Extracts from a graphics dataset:
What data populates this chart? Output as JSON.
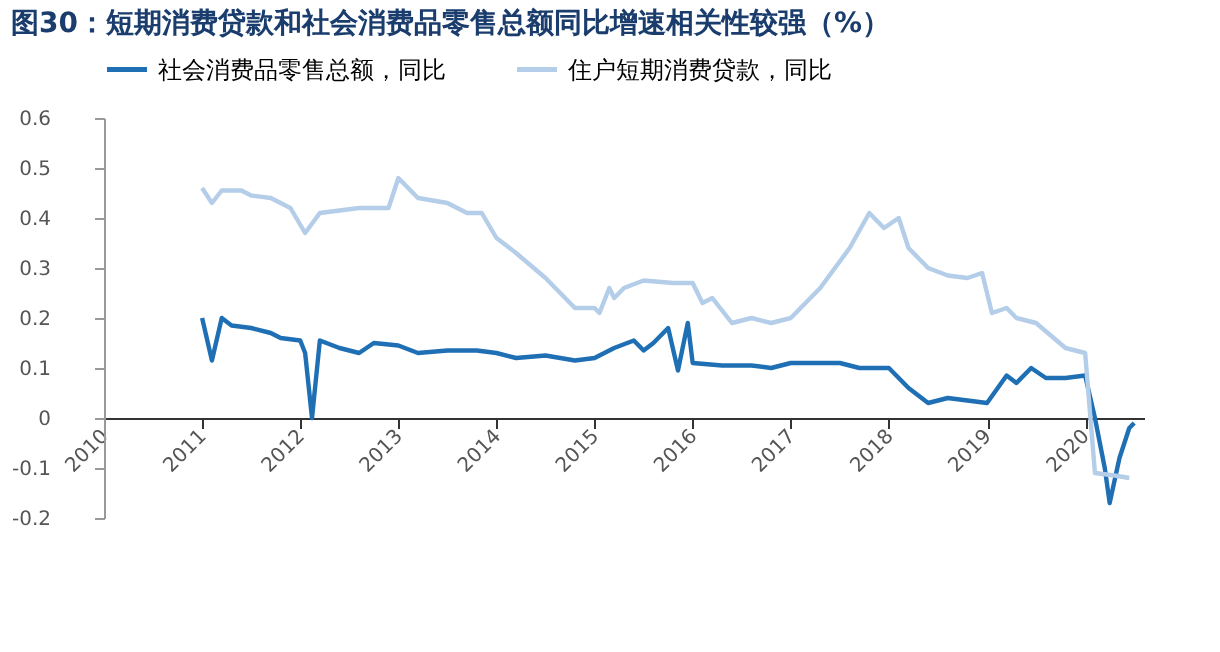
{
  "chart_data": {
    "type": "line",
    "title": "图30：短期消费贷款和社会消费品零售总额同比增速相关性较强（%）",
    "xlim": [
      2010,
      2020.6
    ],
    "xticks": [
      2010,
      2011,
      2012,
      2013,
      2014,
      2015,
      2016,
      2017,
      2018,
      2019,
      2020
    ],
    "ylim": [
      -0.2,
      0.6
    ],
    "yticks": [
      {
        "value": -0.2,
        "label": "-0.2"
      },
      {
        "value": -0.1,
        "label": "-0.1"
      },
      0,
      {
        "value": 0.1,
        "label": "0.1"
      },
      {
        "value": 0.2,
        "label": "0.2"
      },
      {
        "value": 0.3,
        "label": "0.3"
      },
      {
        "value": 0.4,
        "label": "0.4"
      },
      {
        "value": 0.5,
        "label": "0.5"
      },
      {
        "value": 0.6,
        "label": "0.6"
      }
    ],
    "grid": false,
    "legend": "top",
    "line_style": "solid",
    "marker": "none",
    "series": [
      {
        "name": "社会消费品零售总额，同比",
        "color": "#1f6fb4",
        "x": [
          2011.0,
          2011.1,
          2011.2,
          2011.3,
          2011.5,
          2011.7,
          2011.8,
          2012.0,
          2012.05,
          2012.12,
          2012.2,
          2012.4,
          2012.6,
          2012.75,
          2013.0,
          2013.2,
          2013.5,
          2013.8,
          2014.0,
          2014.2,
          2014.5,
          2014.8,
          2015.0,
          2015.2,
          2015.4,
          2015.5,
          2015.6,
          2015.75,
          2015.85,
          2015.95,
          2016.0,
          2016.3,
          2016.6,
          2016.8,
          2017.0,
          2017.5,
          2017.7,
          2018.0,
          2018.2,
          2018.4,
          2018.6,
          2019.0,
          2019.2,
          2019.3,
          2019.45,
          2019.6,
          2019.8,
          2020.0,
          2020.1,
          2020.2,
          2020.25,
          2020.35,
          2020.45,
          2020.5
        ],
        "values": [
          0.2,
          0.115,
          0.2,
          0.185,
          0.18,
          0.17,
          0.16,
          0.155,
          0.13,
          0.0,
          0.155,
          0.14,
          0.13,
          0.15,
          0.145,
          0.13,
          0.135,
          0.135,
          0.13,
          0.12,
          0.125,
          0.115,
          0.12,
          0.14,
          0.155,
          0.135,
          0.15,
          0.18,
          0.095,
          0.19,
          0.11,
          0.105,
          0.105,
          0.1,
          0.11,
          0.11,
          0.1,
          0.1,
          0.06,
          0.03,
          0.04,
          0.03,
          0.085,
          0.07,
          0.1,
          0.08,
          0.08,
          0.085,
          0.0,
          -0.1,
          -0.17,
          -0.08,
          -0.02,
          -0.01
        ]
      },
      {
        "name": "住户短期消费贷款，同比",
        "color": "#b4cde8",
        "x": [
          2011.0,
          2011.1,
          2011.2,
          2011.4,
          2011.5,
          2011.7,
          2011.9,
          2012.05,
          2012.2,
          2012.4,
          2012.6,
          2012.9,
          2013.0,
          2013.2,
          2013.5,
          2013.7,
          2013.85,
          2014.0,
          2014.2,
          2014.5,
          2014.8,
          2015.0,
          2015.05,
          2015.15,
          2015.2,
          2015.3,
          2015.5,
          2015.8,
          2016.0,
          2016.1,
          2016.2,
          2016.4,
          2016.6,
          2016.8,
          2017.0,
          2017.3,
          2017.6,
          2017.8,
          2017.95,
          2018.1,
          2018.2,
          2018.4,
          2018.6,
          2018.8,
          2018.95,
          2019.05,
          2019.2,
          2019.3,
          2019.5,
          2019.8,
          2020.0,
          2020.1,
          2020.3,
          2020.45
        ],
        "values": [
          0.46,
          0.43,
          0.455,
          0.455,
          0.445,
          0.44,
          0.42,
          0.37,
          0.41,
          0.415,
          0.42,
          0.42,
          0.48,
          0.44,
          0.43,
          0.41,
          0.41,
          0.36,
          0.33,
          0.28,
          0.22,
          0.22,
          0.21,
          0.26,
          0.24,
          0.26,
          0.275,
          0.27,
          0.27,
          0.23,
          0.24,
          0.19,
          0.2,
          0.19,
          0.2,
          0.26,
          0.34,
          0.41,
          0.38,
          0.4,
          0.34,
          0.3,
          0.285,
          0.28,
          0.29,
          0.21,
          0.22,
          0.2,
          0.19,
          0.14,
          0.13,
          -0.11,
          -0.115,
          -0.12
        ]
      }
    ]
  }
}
* * *
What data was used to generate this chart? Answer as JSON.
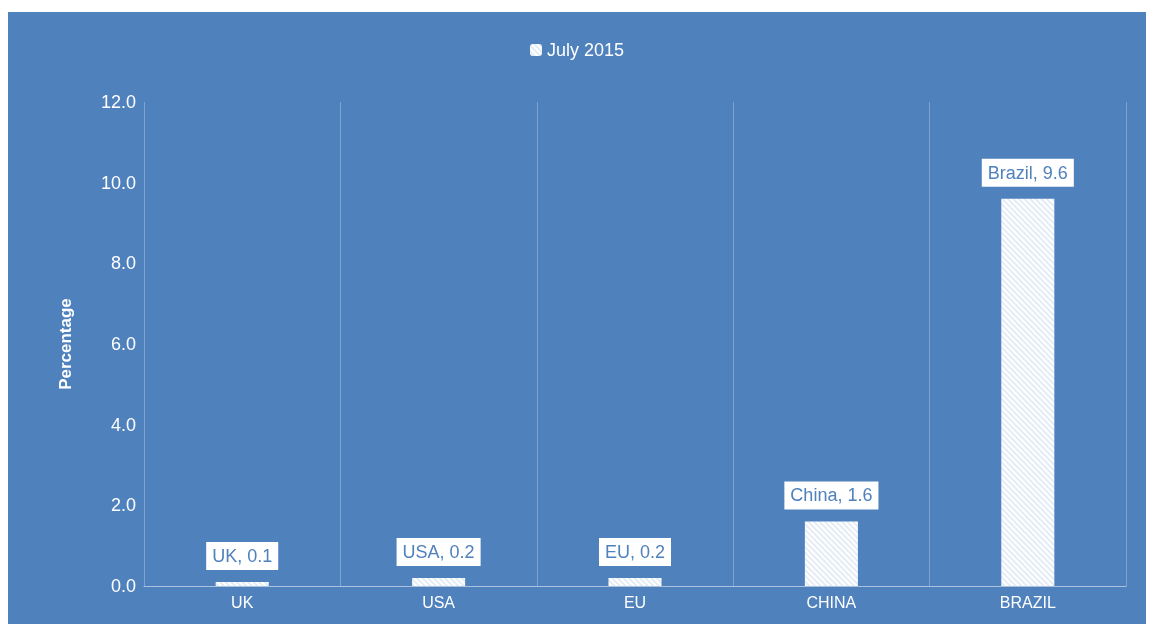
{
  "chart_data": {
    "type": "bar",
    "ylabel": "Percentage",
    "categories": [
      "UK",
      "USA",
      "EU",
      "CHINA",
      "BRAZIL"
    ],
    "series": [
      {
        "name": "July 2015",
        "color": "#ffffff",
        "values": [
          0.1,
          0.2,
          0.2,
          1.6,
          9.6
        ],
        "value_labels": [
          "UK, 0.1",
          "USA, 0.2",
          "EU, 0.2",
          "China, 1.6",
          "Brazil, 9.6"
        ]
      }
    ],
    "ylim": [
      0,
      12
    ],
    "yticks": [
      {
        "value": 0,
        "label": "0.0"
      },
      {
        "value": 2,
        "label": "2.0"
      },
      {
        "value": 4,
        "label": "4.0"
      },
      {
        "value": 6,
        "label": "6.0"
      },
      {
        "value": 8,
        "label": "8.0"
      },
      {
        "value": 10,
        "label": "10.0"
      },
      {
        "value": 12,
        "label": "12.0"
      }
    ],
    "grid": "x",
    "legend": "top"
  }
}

What to produce: Return all lines containing "JSON".

Exercise solution:
What data populates this chart? Output as JSON.
What data was used to generate this chart? Answer as JSON.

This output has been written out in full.